Problem requirements:
Produce a verbatim copy of the entries listed below.
● ● ● ● ●
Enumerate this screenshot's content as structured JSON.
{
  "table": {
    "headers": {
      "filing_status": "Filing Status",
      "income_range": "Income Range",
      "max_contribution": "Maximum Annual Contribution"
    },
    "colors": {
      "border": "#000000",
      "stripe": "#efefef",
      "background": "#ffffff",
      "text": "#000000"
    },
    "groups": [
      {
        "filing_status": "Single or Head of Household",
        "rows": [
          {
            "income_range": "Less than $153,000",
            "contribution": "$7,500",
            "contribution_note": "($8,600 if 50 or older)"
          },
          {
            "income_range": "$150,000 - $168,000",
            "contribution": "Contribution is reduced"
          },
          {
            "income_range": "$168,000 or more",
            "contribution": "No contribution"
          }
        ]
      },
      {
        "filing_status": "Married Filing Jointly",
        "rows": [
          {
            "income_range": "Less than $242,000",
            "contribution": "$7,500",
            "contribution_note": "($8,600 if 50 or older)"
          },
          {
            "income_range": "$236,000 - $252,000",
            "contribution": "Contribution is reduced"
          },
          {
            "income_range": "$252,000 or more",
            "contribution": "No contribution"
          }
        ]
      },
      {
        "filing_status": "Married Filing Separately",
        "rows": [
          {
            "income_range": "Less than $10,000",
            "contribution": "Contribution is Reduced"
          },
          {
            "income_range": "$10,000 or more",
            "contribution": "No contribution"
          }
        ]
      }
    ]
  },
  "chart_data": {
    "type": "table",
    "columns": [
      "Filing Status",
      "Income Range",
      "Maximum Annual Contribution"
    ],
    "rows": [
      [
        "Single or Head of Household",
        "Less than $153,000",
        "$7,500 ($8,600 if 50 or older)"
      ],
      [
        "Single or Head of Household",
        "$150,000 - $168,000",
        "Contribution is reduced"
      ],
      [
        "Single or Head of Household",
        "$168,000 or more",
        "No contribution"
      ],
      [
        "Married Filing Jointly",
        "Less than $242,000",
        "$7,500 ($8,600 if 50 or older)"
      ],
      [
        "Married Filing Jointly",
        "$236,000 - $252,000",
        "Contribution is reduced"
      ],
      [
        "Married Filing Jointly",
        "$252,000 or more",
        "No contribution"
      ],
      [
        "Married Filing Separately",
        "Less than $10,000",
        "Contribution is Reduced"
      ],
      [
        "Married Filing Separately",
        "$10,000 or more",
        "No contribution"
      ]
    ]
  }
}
● ● ● ● ●
Solution for this problem:
Enumerate this screenshot's content as structured JSON.
{
  "table": {
    "headers": {
      "filing_status": "Filing Status",
      "income_range": "Income Range",
      "max_contribution": "Maximum Annual Contribution"
    },
    "colors": {
      "border": "#000000",
      "stripe": "#efefef",
      "background": "#ffffff",
      "text": "#000000"
    },
    "groups": [
      {
        "filing_status": "Single or Head of Household",
        "rows": [
          {
            "income_range": "Less than $153,000",
            "contribution": "$7,500",
            "contribution_note": "($8,600 if 50 or older)"
          },
          {
            "income_range": "$150,000 - $168,000",
            "contribution": "Contribution is reduced"
          },
          {
            "income_range": "$168,000 or more",
            "contribution": "No contribution"
          }
        ]
      },
      {
        "filing_status": "Married Filing Jointly",
        "rows": [
          {
            "income_range": "Less than $242,000",
            "contribution": "$7,500",
            "contribution_note": "($8,600 if 50 or older)"
          },
          {
            "income_range": "$236,000 - $252,000",
            "contribution": "Contribution is reduced"
          },
          {
            "income_range": "$252,000 or more",
            "contribution": "No contribution"
          }
        ]
      },
      {
        "filing_status": "Married Filing Separately",
        "rows": [
          {
            "income_range": "Less than $10,000",
            "contribution": "Contribution is Reduced"
          },
          {
            "income_range": "$10,000 or more",
            "contribution": "No contribution"
          }
        ]
      }
    ]
  },
  "chart_data": {
    "type": "table",
    "columns": [
      "Filing Status",
      "Income Range",
      "Maximum Annual Contribution"
    ],
    "rows": [
      [
        "Single or Head of Household",
        "Less than $153,000",
        "$7,500 ($8,600 if 50 or older)"
      ],
      [
        "Single or Head of Household",
        "$150,000 - $168,000",
        "Contribution is reduced"
      ],
      [
        "Single or Head of Household",
        "$168,000 or more",
        "No contribution"
      ],
      [
        "Married Filing Jointly",
        "Less than $242,000",
        "$7,500 ($8,600 if 50 or older)"
      ],
      [
        "Married Filing Jointly",
        "$236,000 - $252,000",
        "Contribution is reduced"
      ],
      [
        "Married Filing Jointly",
        "$252,000 or more",
        "No contribution"
      ],
      [
        "Married Filing Separately",
        "Less than $10,000",
        "Contribution is Reduced"
      ],
      [
        "Married Filing Separately",
        "$10,000 or more",
        "No contribution"
      ]
    ]
  }
}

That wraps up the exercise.